Stated goal. Beginning with the line where "What does this" appears, restate the lines word for word through the last one in the listing.

(Collected data entries)
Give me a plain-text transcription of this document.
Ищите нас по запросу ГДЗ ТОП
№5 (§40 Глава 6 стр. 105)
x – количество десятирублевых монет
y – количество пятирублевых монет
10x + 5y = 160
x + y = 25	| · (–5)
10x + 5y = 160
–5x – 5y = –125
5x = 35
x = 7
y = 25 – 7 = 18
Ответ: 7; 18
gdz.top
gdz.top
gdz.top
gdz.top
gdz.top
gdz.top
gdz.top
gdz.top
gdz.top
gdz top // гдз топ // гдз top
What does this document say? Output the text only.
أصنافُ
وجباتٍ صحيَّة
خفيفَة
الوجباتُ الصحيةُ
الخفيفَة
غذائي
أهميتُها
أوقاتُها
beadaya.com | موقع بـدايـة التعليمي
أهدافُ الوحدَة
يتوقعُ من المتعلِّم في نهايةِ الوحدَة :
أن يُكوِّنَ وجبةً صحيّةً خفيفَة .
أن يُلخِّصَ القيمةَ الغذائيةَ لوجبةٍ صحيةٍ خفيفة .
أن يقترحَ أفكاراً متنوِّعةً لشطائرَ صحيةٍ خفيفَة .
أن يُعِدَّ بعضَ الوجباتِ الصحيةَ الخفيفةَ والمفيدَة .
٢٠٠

Complete answer.
What does this document say? Output the text only.
أصنافُ
وجباتٍ صحيَّة
خفيفَة
الوجباتُ الصحيةُ
الخفيفَة
غذائي
أهميتُها
أوقاتُها
beadaya.com | موقع بـدايـة التعليمي
أهدافُ الوحدَة
يتوقعُ من المتعلِّم في نهايةِ الوحدَة :
أن يُكوِّنَ وجبةً صحيّةً خفيفَة .
أن يُلخِّصَ القيمةَ الغذائيةَ لوجبةٍ صحيةٍ خفيفة .
أن يقترحَ أفكاراً متنوِّعةً لشطائرَ صحيةٍ خفيفَة .
أن يُعِدَّ بعضَ الوجباتِ الصحيةَ الخفيفةَ والمفيدَة .
٢٠٠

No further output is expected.